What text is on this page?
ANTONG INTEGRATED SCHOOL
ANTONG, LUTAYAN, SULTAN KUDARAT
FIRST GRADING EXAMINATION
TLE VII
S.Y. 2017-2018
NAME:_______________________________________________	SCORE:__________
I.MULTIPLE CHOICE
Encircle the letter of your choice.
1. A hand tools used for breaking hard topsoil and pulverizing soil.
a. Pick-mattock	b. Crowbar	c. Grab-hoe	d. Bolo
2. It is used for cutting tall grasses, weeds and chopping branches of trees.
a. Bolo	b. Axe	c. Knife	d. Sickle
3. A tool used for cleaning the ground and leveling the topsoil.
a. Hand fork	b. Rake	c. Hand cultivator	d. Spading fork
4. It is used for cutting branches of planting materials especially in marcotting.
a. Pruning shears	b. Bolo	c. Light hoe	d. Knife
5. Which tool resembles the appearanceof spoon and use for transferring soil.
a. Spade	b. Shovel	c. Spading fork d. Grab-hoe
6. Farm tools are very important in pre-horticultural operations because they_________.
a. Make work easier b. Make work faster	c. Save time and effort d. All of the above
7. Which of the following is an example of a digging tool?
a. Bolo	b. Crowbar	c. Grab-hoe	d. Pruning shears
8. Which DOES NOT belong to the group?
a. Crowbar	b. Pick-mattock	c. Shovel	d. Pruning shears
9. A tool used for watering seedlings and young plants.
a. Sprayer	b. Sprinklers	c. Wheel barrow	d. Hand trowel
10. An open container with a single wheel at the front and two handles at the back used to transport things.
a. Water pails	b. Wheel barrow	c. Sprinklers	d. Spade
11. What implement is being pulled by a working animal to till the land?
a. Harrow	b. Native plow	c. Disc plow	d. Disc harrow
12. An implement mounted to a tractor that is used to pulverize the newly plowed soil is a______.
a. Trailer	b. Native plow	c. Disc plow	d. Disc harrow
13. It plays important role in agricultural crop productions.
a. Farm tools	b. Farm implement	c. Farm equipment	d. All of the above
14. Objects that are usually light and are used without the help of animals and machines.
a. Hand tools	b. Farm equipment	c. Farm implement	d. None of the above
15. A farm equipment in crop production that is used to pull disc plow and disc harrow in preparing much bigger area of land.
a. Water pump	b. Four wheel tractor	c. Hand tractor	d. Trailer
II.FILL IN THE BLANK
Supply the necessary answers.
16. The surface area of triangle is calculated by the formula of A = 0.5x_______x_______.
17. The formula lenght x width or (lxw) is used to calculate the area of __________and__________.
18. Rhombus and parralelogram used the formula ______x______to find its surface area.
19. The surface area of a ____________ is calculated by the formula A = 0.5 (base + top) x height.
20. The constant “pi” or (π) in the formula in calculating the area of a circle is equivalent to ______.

....

## To be done
Search the entries for the string "Trailer" and collect each line that has it.

## Final result
a. Trailer	b. Native plow	c. Disc plow	d. Disc harrow
a. Water pump	b. Four wheel tractor	c. Hand tractor	d. Trailer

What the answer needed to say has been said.